Problem to work on: Output the records. Match them exactly.

Data entries:
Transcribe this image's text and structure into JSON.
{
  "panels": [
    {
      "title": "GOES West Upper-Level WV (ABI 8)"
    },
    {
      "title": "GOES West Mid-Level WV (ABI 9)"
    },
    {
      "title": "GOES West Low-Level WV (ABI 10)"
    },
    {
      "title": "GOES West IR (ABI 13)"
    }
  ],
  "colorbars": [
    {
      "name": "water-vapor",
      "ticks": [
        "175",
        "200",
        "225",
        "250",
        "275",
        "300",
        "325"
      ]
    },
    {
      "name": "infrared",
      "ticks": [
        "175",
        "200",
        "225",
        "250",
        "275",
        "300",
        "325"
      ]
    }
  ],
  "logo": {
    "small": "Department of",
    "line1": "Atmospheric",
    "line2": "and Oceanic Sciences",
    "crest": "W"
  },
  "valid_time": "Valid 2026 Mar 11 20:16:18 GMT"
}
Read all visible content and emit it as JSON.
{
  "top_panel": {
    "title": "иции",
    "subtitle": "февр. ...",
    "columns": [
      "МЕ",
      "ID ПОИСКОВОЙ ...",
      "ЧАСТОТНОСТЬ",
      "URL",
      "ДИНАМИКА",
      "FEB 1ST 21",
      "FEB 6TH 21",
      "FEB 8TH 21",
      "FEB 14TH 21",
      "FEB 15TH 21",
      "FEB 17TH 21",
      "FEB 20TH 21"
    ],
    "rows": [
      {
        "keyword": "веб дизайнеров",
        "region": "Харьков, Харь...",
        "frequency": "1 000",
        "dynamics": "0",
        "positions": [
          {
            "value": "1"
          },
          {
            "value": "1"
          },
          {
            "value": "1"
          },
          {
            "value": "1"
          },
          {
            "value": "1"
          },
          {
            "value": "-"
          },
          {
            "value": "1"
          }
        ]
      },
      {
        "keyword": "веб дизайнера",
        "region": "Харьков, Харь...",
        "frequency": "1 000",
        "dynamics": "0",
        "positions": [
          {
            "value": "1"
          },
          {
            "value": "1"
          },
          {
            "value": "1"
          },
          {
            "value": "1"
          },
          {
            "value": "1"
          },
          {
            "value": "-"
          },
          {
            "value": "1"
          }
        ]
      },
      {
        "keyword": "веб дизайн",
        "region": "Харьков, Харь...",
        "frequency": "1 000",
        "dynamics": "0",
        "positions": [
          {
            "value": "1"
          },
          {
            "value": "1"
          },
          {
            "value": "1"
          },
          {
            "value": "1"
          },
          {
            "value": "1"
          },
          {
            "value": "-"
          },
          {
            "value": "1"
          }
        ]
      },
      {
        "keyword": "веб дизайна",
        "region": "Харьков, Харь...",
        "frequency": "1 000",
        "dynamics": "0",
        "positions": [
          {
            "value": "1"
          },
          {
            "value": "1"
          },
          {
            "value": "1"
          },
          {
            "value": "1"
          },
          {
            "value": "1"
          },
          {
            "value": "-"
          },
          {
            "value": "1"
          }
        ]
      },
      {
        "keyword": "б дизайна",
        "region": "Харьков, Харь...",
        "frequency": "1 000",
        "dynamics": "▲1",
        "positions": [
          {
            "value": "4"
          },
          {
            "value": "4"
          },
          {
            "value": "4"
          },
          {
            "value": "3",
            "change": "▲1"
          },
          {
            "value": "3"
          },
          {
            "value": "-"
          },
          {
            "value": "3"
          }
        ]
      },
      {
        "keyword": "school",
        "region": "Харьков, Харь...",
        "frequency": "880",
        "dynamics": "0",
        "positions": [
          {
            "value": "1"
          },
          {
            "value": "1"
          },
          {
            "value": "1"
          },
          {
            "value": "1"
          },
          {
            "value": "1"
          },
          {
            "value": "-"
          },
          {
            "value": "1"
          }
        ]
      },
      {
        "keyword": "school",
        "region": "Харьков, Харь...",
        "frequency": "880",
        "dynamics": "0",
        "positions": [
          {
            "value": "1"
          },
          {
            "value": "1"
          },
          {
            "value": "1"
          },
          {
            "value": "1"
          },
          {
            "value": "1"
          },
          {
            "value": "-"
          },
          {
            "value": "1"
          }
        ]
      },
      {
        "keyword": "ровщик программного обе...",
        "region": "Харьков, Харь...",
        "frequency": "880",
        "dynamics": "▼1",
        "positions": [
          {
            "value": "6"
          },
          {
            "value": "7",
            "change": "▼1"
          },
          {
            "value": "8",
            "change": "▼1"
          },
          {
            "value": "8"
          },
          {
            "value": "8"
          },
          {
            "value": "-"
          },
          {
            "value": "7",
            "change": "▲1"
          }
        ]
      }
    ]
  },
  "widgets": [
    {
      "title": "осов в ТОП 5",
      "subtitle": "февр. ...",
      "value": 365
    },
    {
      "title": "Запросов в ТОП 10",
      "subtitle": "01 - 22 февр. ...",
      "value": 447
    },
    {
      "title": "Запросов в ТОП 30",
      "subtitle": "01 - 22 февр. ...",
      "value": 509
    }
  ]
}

Finished answer:
Transcribe this image's text and structure into JSON.
{
  "panels": [
    {
      "title": "GOES West Upper-Level WV (ABI 8)"
    },
    {
      "title": "GOES West Mid-Level WV (ABI 9)"
    },
    {
      "title": "GOES West Low-Level WV (ABI 10)"
    },
    {
      "title": "GOES West IR (ABI 13)"
    }
  ],
  "colorbars": [
    {
      "name": "water-vapor",
      "ticks": [
        "175",
        "200",
        "225",
        "250",
        "275",
        "300",
        "325"
      ]
    },
    {
      "name": "infrared",
      "ticks": [
        "175",
        "200",
        "225",
        "250",
        "275",
        "300",
        "325"
      ]
    }
  ],
  "logo": {
    "small": "Department of",
    "line1": "Atmospheric",
    "line2": "and Oceanic Sciences",
    "crest": "W"
  },
  "valid_time": "Valid 2026 Mar 11 20:16:18 GMT"
}
Read all visible content and emit it as JSON.
{
  "top_panel": {
    "title": "иции",
    "subtitle": "февр. ...",
    "columns": [
      "МЕ",
      "ID ПОИСКОВОЙ ...",
      "ЧАСТОТНОСТЬ",
      "URL",
      "ДИНАМИКА",
      "FEB 1ST 21",
      "FEB 6TH 21",
      "FEB 8TH 21",
      "FEB 14TH 21",
      "FEB 15TH 21",
      "FEB 17TH 21",
      "FEB 20TH 21"
    ],
    "rows": [
      {
        "keyword": "веб дизайнеров",
        "region": "Харьков, Харь...",
        "frequency": "1 000",
        "dynamics": "0",
        "positions": [
          {
            "value": "1"
          },
          {
            "value": "1"
          },
          {
            "value": "1"
          },
          {
            "value": "1"
          },
          {
            "value": "1"
          },
          {
            "value": "-"
          },
          {
            "value": "1"
          }
        ]
      },
      {
        "keyword": "веб дизайнера",
        "region": "Харьков, Харь...",
        "frequency": "1 000",
        "dynamics": "0",
        "positions": [
          {
            "value": "1"
          },
          {
            "value": "1"
          },
          {
            "value": "1"
          },
          {
            "value": "1"
          },
          {
            "value": "1"
          },
          {
            "value": "-"
          },
          {
            "value": "1"
          }
        ]
      },
      {
        "keyword": "веб дизайн",
        "region": "Харьков, Харь...",
        "frequency": "1 000",
        "dynamics": "0",
        "positions": [
          {
            "value": "1"
          },
          {
            "value": "1"
          },
          {
            "value": "1"
          },
          {
            "value": "1"
          },
          {
            "value": "1"
          },
          {
            "value": "-"
          },
          {
            "value": "1"
          }
        ]
      },
      {
        "keyword": "веб дизайна",
        "region": "Харьков, Харь...",
        "frequency": "1 000",
        "dynamics": "0",
        "positions": [
          {
            "value": "1"
          },
          {
            "value": "1"
          },
          {
            "value": "1"
          },
          {
            "value": "1"
          },
          {
            "value": "1"
          },
          {
            "value": "-"
          },
          {
            "value": "1"
          }
        ]
      },
      {
        "keyword": "б дизайна",
        "region": "Харьков, Харь...",
        "frequency": "1 000",
        "dynamics": "▲1",
        "positions": [
          {
            "value": "4"
          },
          {
            "value": "4"
          },
          {
            "value": "4"
          },
          {
            "value": "3",
            "change": "▲1"
          },
          {
            "value": "3"
          },
          {
            "value": "-"
          },
          {
            "value": "3"
          }
        ]
      },
      {
        "keyword": "school",
        "region": "Харьков, Харь...",
        "frequency": "880",
        "dynamics": "0",
        "positions": [
          {
            "value": "1"
          },
          {
            "value": "1"
          },
          {
            "value": "1"
          },
          {
            "value": "1"
          },
          {
            "value": "1"
          },
          {
            "value": "-"
          },
          {
            "value": "1"
          }
        ]
      },
      {
        "keyword": "school",
        "region": "Харьков, Харь...",
        "frequency": "880",
        "dynamics": "0",
        "positions": [
          {
            "value": "1"
          },
          {
            "value": "1"
          },
          {
            "value": "1"
          },
          {
            "value": "1"
          },
          {
            "value": "1"
          },
          {
            "value": "-"
          },
          {
            "value": "1"
          }
        ]
      },
      {
        "keyword": "ровщик программного обе...",
        "region": "Харьков, Харь...",
        "frequency": "880",
        "dynamics": "▼1",
        "positions": [
          {
            "value": "6"
          },
          {
            "value": "7",
            "change": "▼1"
          },
          {
            "value": "8",
            "change": "▼1"
          },
          {
            "value": "8"
          },
          {
            "value": "8"
          },
          {
            "value": "-"
          },
          {
            "value": "7",
            "change": "▲1"
          }
        ]
      }
    ]
  },
  "widgets": [
    {
      "title": "осов в ТОП 5",
      "subtitle": "февр. ...",
      "value": 365
    },
    {
      "title": "Запросов в ТОП 10",
      "subtitle": "01 - 22 февр. ...",
      "value": 447
    },
    {
      "title": "Запросов в ТОП 30",
      "subtitle": "01 - 22 февр. ...",
      "value": 509
    }
  ]
}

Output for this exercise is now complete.